— begin Data listing —

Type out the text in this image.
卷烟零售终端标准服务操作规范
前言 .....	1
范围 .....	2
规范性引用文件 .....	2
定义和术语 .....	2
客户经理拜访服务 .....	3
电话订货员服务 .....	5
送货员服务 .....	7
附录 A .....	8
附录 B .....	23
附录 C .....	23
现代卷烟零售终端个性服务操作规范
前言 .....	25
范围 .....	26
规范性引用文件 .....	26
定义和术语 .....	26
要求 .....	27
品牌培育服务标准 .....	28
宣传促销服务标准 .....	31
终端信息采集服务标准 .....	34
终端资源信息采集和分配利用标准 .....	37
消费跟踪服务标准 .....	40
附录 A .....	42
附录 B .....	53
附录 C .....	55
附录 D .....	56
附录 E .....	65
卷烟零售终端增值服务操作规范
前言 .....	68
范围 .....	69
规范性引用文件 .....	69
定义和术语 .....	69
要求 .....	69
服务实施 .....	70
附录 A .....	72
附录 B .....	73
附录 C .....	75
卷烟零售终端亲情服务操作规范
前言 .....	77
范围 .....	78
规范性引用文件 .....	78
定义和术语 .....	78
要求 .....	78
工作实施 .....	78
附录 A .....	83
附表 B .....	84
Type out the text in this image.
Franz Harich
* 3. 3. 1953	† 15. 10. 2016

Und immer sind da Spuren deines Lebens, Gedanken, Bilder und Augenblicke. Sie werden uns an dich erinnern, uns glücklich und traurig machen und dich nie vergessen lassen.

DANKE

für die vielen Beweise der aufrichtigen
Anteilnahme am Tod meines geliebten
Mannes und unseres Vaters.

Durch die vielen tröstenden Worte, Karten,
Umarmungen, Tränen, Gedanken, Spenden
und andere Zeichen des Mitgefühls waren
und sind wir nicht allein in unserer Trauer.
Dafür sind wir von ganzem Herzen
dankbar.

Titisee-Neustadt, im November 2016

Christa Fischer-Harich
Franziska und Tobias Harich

— end Data listing —

Give an exact copy of all the data shown above.

Type out the text in this image.
卷烟零售终端标准服务操作规范
前言 .....	1
范围 .....	2
规范性引用文件 .....	2
定义和术语 .....	2
客户经理拜访服务 .....	3
电话订货员服务 .....	5
送货员服务 .....	7
附录 A .....	8
附录 B .....	23
附录 C .....	23
现代卷烟零售终端个性服务操作规范
前言 .....	25
范围 .....	26
规范性引用文件 .....	26
定义和术语 .....	26
要求 .....	27
品牌培育服务标准 .....	28
宣传促销服务标准 .....	31
终端信息采集服务标准 .....	34
终端资源信息采集和分配利用标准 .....	37
消费跟踪服务标准 .....	40
附录 A .....	42
附录 B .....	53
附录 C .....	55
附录 D .....	56
附录 E .....	65
卷烟零售终端增值服务操作规范
前言 .....	68
范围 .....	69
规范性引用文件 .....	69
定义和术语 .....	69
要求 .....	69
服务实施 .....	70
附录 A .....	72
附录 B .....	73
附录 C .....	75
卷烟零售终端亲情服务操作规范
前言 .....	77
范围 .....	78
规范性引用文件 .....	78
定义和术语 .....	78
要求 .....	78
工作实施 .....	78
附录 A .....	83
附表 B .....	84
Type out the text in this image.
Franz Harich
* 3. 3. 1953	† 15. 10. 2016

Und immer sind da Spuren deines Lebens, Gedanken, Bilder und Augenblicke. Sie werden uns an dich erinnern, uns glücklich und traurig machen und dich nie vergessen lassen.

DANKE

für die vielen Beweise der aufrichtigen
Anteilnahme am Tod meines geliebten
Mannes und unseres Vaters.

Durch die vielen tröstenden Worte, Karten,
Umarmungen, Tränen, Gedanken, Spenden
und andere Zeichen des Mitgefühls waren
und sind wir nicht allein in unserer Trauer.
Dafür sind wir von ganzem Herzen
dankbar.

Titisee-Neustadt, im November 2016

Christa Fischer-Harich
Franziska und Tobias Harich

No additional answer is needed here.